■ **Your task**
Select, from the data, each line where "Unterstand" occurs.

■ **Supplied entries**
^^^^

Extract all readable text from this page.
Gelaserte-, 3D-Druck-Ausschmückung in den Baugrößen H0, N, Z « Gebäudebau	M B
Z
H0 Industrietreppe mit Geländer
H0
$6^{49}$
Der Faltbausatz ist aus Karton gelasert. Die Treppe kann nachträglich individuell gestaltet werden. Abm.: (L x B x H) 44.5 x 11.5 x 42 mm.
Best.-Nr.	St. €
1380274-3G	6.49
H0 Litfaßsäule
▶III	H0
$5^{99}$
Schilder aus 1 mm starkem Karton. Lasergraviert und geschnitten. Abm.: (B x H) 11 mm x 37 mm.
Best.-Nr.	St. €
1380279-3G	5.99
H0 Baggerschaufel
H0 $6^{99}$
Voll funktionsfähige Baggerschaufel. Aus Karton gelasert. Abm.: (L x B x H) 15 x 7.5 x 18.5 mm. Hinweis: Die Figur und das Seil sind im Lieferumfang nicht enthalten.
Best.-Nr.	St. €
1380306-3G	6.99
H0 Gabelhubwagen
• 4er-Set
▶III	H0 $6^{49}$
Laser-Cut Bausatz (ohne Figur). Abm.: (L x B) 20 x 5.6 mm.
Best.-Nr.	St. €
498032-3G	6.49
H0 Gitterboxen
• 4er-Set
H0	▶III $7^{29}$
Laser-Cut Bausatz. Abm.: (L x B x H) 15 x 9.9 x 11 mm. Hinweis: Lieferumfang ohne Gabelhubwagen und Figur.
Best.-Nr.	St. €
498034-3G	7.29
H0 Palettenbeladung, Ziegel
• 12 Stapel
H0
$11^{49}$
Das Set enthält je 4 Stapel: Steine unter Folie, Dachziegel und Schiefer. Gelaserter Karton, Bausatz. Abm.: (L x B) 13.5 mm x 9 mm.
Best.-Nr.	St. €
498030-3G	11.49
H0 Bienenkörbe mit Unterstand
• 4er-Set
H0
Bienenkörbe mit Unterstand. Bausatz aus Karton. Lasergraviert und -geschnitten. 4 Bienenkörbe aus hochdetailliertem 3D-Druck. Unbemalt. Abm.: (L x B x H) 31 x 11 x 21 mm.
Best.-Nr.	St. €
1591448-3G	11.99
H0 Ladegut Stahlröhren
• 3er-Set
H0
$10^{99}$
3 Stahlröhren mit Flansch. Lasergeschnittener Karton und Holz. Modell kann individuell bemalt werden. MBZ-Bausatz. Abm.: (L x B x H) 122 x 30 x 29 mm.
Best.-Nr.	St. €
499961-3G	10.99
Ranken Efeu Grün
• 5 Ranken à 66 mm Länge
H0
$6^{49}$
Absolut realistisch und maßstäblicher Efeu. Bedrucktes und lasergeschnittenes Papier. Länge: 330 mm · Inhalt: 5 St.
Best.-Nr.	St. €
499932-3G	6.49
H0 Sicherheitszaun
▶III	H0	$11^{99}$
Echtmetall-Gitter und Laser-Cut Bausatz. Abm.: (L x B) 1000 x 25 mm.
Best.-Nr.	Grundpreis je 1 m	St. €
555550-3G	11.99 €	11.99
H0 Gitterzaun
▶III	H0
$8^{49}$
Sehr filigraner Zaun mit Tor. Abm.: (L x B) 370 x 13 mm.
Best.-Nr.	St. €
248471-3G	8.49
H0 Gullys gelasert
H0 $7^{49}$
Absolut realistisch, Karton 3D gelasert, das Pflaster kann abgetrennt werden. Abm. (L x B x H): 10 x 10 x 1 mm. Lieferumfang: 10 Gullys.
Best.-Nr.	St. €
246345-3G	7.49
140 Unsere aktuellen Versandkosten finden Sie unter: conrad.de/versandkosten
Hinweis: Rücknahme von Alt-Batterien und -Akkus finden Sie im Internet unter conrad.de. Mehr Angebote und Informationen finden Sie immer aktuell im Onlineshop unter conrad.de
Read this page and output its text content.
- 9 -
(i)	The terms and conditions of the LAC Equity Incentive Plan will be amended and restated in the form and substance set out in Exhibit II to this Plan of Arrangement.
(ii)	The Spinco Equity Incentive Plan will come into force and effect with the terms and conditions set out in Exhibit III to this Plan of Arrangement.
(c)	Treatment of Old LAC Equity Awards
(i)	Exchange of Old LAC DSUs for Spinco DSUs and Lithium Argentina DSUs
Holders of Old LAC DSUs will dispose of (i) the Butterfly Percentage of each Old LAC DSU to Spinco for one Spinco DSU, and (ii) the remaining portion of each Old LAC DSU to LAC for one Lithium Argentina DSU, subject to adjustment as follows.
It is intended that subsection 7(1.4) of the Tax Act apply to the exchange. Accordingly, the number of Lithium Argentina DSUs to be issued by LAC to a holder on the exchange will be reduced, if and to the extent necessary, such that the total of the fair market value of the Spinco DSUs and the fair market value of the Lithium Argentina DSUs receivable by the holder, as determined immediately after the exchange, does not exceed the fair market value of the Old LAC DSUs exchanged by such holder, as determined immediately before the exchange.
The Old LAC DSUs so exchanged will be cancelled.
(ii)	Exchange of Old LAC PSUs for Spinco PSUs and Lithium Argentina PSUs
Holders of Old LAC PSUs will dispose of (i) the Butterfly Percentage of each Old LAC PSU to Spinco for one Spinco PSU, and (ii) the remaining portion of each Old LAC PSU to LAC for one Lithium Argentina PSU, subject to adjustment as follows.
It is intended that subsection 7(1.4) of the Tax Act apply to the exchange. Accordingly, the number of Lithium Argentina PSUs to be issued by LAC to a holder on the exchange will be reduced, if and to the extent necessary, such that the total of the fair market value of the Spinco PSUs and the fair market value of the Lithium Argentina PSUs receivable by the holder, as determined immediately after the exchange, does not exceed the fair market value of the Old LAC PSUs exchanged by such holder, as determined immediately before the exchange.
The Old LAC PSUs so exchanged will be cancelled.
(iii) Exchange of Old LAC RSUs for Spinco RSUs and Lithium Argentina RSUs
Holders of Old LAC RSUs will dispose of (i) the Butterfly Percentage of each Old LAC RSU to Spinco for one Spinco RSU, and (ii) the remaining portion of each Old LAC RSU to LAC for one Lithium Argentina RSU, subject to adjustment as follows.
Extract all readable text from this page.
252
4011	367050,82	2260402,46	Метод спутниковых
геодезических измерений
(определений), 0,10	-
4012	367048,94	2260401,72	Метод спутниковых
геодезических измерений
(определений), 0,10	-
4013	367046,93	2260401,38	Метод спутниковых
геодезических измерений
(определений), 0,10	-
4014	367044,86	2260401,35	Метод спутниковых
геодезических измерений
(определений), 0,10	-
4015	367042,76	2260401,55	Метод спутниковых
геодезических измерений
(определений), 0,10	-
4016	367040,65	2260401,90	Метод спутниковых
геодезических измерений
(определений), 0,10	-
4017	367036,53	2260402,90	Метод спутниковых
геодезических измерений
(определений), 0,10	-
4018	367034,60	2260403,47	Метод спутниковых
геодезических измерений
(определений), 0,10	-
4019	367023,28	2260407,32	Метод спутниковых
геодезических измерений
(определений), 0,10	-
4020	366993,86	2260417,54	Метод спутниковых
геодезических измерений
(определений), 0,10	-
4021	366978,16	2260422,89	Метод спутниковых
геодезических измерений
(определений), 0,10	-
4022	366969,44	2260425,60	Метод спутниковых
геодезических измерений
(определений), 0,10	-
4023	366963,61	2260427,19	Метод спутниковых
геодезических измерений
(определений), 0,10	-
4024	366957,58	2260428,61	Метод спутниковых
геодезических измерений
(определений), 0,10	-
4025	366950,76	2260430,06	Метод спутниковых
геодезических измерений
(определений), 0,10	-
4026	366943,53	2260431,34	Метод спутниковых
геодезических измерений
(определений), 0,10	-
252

^^^^

■ **Exercise answer**
H0 Bienenkörbe mit Unterstand
Bienenkörbe mit Unterstand. Bausatz aus Karton. Lasergraviert und -geschnitten. 4 Bienenkörbe aus hochdetailliertem 3D-Druck. Unbemalt. Abm.: (L x B x H) 31 x 11 x 21 mm.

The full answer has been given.